> [Provided records]
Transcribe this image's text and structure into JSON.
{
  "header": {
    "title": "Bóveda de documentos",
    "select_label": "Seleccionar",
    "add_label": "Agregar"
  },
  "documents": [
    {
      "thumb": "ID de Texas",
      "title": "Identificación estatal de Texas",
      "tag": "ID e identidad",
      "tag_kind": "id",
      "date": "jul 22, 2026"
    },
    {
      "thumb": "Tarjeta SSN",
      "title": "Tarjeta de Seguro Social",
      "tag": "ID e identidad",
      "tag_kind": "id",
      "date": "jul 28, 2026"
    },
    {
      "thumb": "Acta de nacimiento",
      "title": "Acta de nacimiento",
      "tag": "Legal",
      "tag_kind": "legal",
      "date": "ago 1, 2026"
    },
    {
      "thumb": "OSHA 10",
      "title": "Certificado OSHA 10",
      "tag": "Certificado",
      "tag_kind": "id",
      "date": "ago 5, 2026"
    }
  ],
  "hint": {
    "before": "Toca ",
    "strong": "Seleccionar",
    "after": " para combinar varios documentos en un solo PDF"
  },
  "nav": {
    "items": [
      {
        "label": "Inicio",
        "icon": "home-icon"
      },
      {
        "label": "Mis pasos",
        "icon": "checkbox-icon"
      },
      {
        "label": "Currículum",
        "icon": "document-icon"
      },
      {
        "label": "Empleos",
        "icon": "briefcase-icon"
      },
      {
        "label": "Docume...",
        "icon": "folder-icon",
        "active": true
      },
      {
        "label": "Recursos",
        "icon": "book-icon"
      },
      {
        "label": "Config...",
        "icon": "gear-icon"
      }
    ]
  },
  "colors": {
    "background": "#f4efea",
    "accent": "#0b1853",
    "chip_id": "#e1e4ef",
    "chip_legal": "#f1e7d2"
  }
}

> [Prompt] Scan the records above for the string "documentos", then select every line that holds it.

> [Correct answer]
    "title": "Bóveda de documentos",
    "after": " para combinar varios documentos en un solo PDF"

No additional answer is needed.